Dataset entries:
___

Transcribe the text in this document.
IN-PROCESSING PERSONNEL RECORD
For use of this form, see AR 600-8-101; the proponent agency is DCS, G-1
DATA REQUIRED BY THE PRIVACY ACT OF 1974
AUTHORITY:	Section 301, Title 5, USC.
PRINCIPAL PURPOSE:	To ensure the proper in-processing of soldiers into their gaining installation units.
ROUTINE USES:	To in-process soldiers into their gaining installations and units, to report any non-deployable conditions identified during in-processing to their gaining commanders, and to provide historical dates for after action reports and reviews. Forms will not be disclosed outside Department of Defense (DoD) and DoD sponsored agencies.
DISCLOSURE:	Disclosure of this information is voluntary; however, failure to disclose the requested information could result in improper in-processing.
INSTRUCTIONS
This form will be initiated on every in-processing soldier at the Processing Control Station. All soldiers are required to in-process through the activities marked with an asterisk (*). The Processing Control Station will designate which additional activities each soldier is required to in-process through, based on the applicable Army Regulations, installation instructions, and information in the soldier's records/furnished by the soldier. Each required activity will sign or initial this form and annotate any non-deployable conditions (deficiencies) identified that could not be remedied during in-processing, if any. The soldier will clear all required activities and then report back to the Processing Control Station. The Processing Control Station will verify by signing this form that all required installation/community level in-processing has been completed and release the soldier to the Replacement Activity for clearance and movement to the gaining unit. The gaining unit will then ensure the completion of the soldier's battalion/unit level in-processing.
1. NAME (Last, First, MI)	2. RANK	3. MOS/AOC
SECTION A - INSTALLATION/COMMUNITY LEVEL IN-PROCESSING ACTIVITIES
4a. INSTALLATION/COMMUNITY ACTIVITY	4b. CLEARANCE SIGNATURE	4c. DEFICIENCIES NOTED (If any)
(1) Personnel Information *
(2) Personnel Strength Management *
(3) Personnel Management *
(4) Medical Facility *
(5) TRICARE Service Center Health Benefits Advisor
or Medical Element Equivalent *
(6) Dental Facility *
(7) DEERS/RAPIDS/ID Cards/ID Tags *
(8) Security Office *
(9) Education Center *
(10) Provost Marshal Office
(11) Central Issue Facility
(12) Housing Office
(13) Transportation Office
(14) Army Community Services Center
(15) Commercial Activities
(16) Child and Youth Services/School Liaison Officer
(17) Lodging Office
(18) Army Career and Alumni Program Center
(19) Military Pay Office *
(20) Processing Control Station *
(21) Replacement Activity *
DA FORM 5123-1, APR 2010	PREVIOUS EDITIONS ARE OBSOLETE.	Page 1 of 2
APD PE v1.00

___

Task objective: Set all of the records down again, exactly as they stand.

Response to this task:
Transcribe the text in this document.
IN-PROCESSING PERSONNEL RECORD
For use of this form, see AR 600-8-101; the proponent agency is DCS, G-1
DATA REQUIRED BY THE PRIVACY ACT OF 1974
AUTHORITY:	Section 301, Title 5, USC.
PRINCIPAL PURPOSE:	To ensure the proper in-processing of soldiers into their gaining installation units.
ROUTINE USES:	To in-process soldiers into their gaining installations and units, to report any non-deployable conditions identified during in-processing to their gaining commanders, and to provide historical dates for after action reports and reviews. Forms will not be disclosed outside Department of Defense (DoD) and DoD sponsored agencies.
DISCLOSURE:	Disclosure of this information is voluntary; however, failure to disclose the requested information could result in improper in-processing.
INSTRUCTIONS
This form will be initiated on every in-processing soldier at the Processing Control Station. All soldiers are required to in-process through the activities marked with an asterisk (*). The Processing Control Station will designate which additional activities each soldier is required to in-process through, based on the applicable Army Regulations, installation instructions, and information in the soldier's records/furnished by the soldier. Each required activity will sign or initial this form and annotate any non-deployable conditions (deficiencies) identified that could not be remedied during in-processing, if any. The soldier will clear all required activities and then report back to the Processing Control Station. The Processing Control Station will verify by signing this form that all required installation/community level in-processing has been completed and release the soldier to the Replacement Activity for clearance and movement to the gaining unit. The gaining unit will then ensure the completion of the soldier's battalion/unit level in-processing.
1. NAME (Last, First, MI)	2. RANK	3. MOS/AOC
SECTION A - INSTALLATION/COMMUNITY LEVEL IN-PROCESSING ACTIVITIES
4a. INSTALLATION/COMMUNITY ACTIVITY	4b. CLEARANCE SIGNATURE	4c. DEFICIENCIES NOTED (If any)
(1) Personnel Information *
(2) Personnel Strength Management *
(3) Personnel Management *
(4) Medical Facility *
(5) TRICARE Service Center Health Benefits Advisor
or Medical Element Equivalent *
(6) Dental Facility *
(7) DEERS/RAPIDS/ID Cards/ID Tags *
(8) Security Office *
(9) Education Center *
(10) Provost Marshal Office
(11) Central Issue Facility
(12) Housing Office
(13) Transportation Office
(14) Army Community Services Center
(15) Commercial Activities
(16) Child and Youth Services/School Liaison Officer
(17) Lodging Office
(18) Army Career and Alumni Program Center
(19) Military Pay Office *
(20) Processing Control Station *
(21) Replacement Activity *
DA FORM 5123-1, APR 2010	PREVIOUS EDITIONS ARE OBSOLETE.	Page 1 of 2
APD PE v1.00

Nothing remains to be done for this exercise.